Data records
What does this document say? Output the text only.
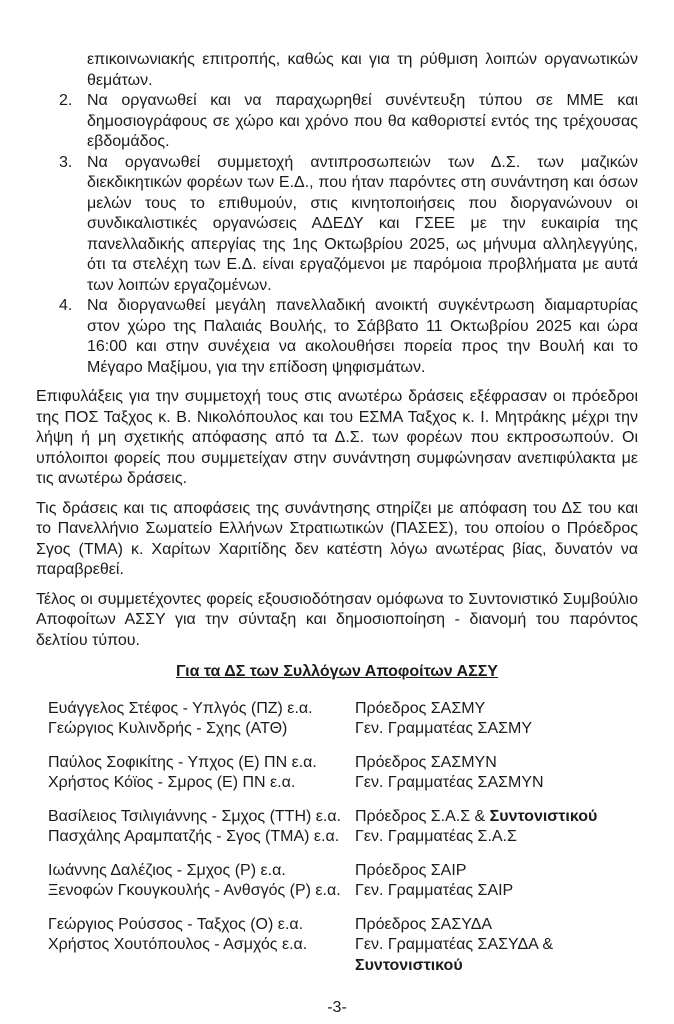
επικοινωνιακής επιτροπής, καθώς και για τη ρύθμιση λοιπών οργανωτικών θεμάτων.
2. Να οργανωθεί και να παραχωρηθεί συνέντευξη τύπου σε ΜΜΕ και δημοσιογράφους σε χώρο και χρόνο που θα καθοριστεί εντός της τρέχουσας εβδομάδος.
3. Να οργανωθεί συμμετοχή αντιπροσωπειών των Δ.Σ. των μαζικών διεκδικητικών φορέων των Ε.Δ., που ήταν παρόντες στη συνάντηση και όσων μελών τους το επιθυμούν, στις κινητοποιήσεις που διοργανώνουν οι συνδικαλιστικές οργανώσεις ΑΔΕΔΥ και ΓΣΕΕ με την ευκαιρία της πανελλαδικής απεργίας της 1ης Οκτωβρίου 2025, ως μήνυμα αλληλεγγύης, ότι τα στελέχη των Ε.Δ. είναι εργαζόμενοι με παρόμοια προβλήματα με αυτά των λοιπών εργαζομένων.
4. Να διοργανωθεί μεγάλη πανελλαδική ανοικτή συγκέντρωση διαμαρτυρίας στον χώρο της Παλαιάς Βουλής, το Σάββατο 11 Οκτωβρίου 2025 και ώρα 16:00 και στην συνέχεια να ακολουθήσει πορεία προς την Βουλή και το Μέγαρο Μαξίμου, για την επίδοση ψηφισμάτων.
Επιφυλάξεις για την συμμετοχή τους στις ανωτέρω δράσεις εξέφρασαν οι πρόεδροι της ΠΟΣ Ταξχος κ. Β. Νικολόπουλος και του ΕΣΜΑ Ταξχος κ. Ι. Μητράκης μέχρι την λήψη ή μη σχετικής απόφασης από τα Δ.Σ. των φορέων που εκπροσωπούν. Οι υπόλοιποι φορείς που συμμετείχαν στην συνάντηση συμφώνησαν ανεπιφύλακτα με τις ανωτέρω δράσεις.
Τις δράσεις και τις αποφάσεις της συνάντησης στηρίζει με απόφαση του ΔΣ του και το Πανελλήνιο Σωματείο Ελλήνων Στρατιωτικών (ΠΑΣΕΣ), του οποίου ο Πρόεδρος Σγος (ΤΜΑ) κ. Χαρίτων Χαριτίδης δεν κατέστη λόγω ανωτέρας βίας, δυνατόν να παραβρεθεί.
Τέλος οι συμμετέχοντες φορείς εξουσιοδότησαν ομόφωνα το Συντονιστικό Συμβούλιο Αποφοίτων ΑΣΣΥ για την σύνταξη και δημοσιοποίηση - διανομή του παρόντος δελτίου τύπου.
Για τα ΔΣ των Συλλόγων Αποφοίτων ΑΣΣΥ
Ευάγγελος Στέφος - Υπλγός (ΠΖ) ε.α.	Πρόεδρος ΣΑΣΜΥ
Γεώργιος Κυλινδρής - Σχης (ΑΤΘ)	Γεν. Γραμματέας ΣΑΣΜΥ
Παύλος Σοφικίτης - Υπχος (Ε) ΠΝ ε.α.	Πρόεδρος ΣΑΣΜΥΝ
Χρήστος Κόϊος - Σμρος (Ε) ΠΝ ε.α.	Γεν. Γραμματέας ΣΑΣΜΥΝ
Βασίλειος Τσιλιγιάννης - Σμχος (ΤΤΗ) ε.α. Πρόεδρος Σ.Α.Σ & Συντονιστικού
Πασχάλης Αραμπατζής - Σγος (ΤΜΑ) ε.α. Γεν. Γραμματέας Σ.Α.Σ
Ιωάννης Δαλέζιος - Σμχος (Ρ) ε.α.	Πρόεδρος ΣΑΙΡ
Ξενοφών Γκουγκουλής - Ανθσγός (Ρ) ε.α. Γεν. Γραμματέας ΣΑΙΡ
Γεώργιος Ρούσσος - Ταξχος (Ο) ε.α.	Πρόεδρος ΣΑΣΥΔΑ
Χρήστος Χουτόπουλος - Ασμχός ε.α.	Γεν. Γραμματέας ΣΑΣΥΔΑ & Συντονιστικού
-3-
--
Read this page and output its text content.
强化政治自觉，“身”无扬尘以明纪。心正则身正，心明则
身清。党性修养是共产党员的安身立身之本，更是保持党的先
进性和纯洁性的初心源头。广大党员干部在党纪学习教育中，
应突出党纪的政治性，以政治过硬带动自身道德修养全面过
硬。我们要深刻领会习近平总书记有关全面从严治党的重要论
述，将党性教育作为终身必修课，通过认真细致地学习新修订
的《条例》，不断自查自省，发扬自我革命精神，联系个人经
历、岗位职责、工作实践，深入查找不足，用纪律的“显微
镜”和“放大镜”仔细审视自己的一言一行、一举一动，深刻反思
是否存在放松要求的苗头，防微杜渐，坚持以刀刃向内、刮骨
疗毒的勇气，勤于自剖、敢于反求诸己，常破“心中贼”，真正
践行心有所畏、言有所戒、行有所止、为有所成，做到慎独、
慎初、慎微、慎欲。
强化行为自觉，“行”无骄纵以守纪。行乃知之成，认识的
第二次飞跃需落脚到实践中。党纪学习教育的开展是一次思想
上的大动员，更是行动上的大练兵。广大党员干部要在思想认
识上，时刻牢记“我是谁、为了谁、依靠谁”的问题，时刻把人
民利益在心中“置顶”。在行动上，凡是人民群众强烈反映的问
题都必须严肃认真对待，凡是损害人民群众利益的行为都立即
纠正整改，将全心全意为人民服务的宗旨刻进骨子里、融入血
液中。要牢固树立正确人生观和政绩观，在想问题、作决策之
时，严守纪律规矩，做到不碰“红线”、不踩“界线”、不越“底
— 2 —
==
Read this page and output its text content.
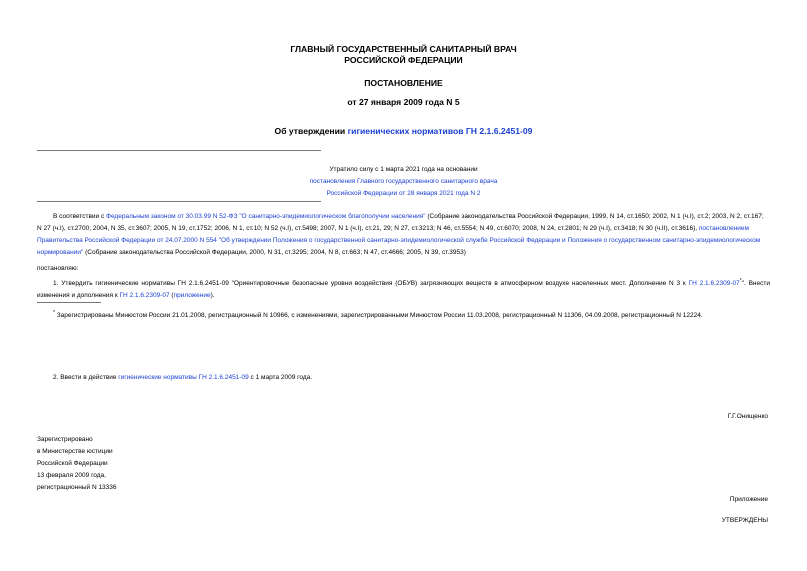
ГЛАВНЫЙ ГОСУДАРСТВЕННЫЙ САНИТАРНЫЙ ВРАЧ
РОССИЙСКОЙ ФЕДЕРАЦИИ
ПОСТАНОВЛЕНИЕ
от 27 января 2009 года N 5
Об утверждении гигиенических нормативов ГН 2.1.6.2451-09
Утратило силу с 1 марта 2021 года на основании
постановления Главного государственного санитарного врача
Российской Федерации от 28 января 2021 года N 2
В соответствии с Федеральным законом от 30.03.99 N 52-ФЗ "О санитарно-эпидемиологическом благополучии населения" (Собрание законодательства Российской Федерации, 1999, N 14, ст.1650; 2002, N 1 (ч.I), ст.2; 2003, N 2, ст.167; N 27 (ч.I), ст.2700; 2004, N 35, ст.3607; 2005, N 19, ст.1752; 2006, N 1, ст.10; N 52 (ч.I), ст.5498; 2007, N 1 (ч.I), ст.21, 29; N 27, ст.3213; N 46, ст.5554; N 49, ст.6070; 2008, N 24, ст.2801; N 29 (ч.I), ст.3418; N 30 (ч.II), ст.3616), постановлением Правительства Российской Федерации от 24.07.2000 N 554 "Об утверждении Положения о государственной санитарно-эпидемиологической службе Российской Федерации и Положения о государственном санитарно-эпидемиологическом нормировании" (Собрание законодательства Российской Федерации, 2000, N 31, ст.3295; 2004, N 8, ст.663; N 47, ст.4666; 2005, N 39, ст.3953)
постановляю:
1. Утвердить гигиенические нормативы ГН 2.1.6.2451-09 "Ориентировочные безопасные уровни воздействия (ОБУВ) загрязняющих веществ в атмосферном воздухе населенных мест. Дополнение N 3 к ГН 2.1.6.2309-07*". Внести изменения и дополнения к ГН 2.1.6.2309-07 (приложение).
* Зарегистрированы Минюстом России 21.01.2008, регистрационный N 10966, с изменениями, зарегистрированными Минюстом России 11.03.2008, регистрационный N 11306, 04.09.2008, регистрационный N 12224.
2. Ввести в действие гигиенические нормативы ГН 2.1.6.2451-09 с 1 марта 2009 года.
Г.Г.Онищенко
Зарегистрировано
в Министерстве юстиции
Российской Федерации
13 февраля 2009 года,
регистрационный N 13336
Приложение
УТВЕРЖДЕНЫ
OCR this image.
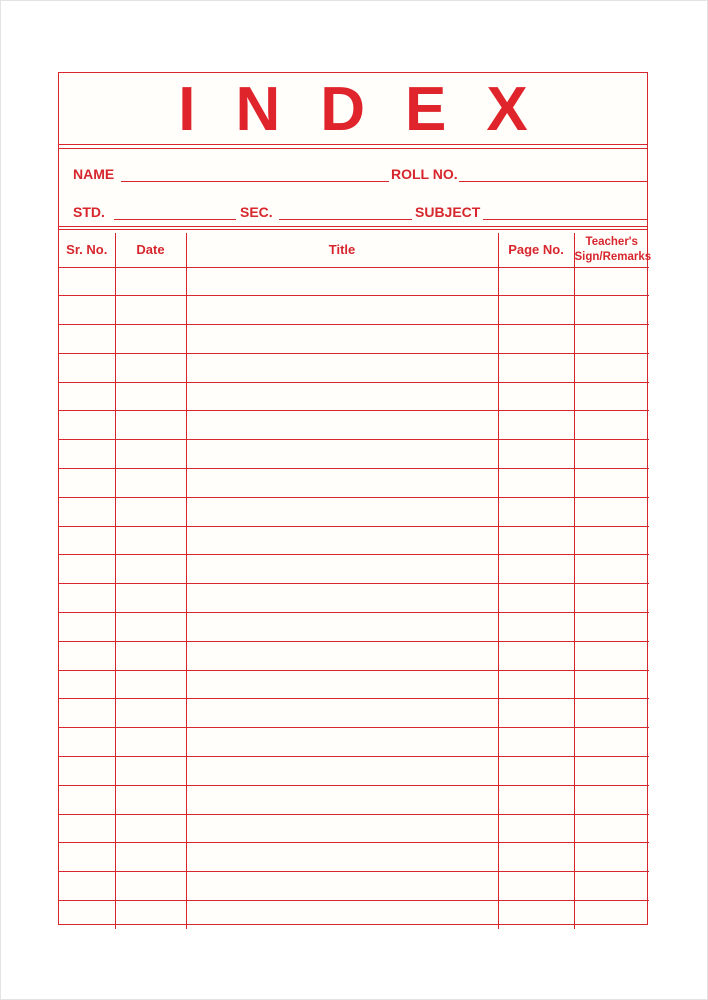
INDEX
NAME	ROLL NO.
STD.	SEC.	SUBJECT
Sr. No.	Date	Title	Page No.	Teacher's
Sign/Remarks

- **What this task involves**:
Reproduce each line of the material containing the word "регистрационный".

- **Solved exercise**:
* Зарегистрированы Минюстом России 21.01.2008, регистрационный N 10966, с изменениями, зарегистрированными Минюстом России 11.03.2008, регистрационный N 11306, 04.09.2008, регистрационный N 12224.
регистрационный N 13336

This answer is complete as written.